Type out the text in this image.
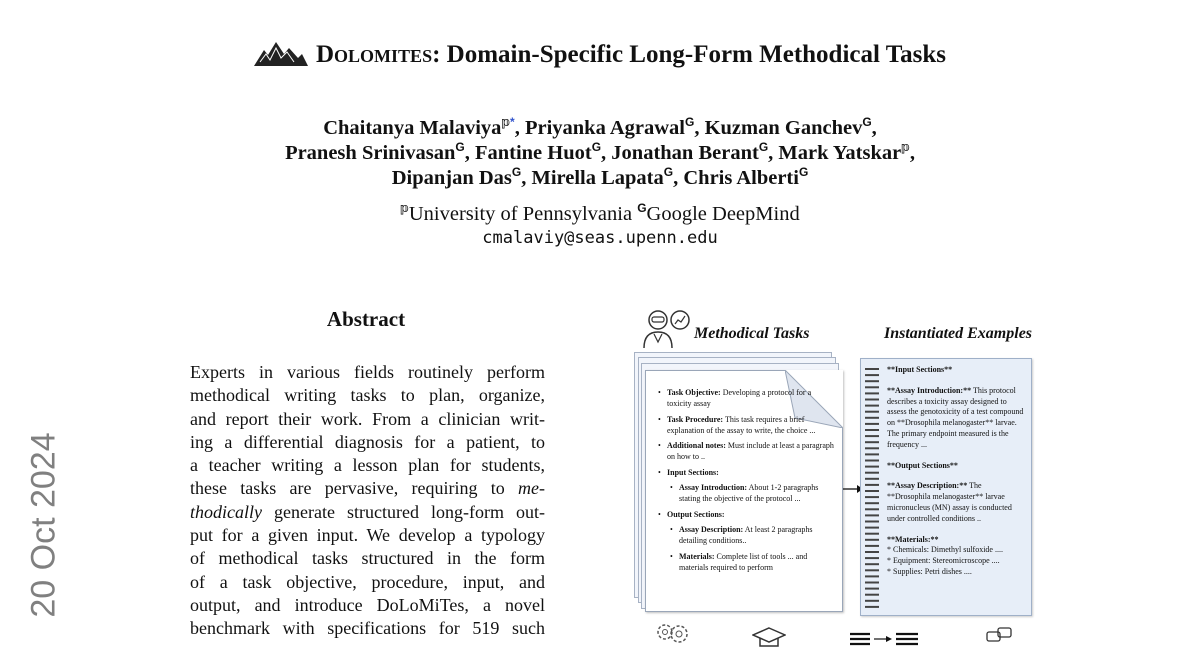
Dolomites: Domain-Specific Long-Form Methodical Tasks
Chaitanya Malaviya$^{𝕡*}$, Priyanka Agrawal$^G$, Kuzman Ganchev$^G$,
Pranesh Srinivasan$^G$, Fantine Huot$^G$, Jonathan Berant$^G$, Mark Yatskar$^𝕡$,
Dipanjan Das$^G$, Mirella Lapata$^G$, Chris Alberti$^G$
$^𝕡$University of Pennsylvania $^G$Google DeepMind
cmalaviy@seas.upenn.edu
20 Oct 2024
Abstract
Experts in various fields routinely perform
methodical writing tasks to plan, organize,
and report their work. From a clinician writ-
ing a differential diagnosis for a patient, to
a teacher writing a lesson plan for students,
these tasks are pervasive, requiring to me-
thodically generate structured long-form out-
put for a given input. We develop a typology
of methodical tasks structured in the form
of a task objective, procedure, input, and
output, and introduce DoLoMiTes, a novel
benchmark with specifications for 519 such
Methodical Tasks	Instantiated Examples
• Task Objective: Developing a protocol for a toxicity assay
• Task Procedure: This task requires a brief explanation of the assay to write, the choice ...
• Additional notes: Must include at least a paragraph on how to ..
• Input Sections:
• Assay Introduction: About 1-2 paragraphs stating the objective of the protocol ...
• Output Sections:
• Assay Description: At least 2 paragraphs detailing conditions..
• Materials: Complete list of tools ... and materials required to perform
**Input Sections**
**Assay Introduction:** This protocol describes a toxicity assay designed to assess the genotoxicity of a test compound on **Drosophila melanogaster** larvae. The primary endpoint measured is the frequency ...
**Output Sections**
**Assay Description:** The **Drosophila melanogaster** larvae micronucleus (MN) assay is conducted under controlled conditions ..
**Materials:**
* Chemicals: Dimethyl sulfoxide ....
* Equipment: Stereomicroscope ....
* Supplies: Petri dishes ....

+===+

* Try it: Give back the whole listing exactly; no pictures.

* Exercise solution:
Type out the text in this image.
Dolomites: Domain-Specific Long-Form Methodical Tasks
Chaitanya Malaviya$^{𝕡*}$, Priyanka Agrawal$^G$, Kuzman Ganchev$^G$,
Pranesh Srinivasan$^G$, Fantine Huot$^G$, Jonathan Berant$^G$, Mark Yatskar$^𝕡$,
Dipanjan Das$^G$, Mirella Lapata$^G$, Chris Alberti$^G$
$^𝕡$University of Pennsylvania $^G$Google DeepMind
cmalaviy@seas.upenn.edu
20 Oct 2024
Abstract
Experts in various fields routinely perform
methodical writing tasks to plan, organize,
and report their work. From a clinician writ-
ing a differential diagnosis for a patient, to
a teacher writing a lesson plan for students,
these tasks are pervasive, requiring to me-
thodically generate structured long-form out-
put for a given input. We develop a typology
of methodical tasks structured in the form
of a task objective, procedure, input, and
output, and introduce DoLoMiTes, a novel
benchmark with specifications for 519 such
Methodical Tasks	Instantiated Examples
• Task Objective: Developing a protocol for a toxicity assay
• Task Procedure: This task requires a brief explanation of the assay to write, the choice ...
• Additional notes: Must include at least a paragraph on how to ..
• Input Sections:
• Assay Introduction: About 1-2 paragraphs stating the objective of the protocol ...
• Output Sections:
• Assay Description: At least 2 paragraphs detailing conditions..
• Materials: Complete list of tools ... and materials required to perform
**Input Sections**
**Assay Introduction:** This protocol describes a toxicity assay designed to assess the genotoxicity of a test compound on **Drosophila melanogaster** larvae. The primary endpoint measured is the frequency ...
**Output Sections**
**Assay Description:** The **Drosophila melanogaster** larvae micronucleus (MN) assay is conducted under controlled conditions ..
**Materials:**
* Chemicals: Dimethyl sulfoxide ....
* Equipment: Stereomicroscope ....
* Supplies: Petri dishes ....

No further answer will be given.